- _What is being asked_: Find the lines holding the string "工信厅联通信函" in the data, then copy all of them.

- _Information given_:
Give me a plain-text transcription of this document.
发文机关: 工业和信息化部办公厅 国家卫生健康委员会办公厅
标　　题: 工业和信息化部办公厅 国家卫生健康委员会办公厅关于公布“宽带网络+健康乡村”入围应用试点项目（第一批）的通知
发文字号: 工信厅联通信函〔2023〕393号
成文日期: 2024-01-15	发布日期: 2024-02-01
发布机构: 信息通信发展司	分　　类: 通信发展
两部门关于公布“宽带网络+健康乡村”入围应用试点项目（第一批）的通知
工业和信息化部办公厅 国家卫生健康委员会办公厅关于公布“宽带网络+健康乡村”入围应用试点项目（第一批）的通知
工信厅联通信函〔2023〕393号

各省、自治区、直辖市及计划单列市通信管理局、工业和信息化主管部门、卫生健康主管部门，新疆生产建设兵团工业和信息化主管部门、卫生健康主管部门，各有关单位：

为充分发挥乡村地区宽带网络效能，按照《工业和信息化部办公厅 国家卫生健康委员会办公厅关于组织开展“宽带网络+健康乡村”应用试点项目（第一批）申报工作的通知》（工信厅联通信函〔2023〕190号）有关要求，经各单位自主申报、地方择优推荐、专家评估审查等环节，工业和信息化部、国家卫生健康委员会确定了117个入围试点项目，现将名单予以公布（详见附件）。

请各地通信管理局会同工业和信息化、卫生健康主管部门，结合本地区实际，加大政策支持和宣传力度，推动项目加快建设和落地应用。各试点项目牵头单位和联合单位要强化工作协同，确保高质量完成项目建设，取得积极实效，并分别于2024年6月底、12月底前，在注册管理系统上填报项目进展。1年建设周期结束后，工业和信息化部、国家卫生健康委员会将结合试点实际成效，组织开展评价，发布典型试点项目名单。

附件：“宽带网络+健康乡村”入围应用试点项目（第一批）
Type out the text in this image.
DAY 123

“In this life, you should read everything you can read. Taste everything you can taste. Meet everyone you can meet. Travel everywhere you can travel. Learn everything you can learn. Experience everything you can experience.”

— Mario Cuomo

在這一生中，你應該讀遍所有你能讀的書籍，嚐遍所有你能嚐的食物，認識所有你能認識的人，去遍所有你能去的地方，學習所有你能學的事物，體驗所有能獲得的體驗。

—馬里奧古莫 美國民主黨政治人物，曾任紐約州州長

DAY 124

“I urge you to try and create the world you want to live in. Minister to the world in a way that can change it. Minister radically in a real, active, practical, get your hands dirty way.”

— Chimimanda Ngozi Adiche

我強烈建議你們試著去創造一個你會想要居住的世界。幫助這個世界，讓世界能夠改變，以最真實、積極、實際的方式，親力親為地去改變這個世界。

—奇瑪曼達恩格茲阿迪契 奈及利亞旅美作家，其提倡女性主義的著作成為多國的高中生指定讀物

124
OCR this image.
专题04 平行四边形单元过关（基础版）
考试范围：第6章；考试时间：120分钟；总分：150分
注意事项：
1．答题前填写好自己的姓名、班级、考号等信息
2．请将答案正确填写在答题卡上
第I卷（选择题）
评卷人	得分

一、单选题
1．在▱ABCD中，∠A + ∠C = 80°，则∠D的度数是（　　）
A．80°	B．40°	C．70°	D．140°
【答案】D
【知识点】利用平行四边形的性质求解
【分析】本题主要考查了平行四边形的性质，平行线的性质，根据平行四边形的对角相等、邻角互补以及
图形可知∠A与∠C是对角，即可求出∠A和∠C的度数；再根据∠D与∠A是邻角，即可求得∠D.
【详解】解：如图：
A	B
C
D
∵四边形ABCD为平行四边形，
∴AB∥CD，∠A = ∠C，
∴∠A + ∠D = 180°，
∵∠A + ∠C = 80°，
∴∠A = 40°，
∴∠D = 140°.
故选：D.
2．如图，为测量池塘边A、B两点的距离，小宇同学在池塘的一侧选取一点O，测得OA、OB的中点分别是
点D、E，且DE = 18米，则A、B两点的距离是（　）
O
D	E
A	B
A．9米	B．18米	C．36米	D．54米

- _Exercise solution_:
发文字号: 工信厅联通信函〔2023〕393号
工信厅联通信函〔2023〕393号
为充分发挥乡村地区宽带网络效能，按照《工业和信息化部办公厅 国家卫生健康委员会办公厅关于组织开展“宽带网络+健康乡村”应用试点项目（第一批）申报工作的通知》（工信厅联通信函〔2023〕190号）有关要求，经各单位自主申报、地方择优推荐、专家评估审查等环节，工业和信息化部、国家卫生健康委员会确定了117个入围试点项目，现将名单予以公布（详见附件）。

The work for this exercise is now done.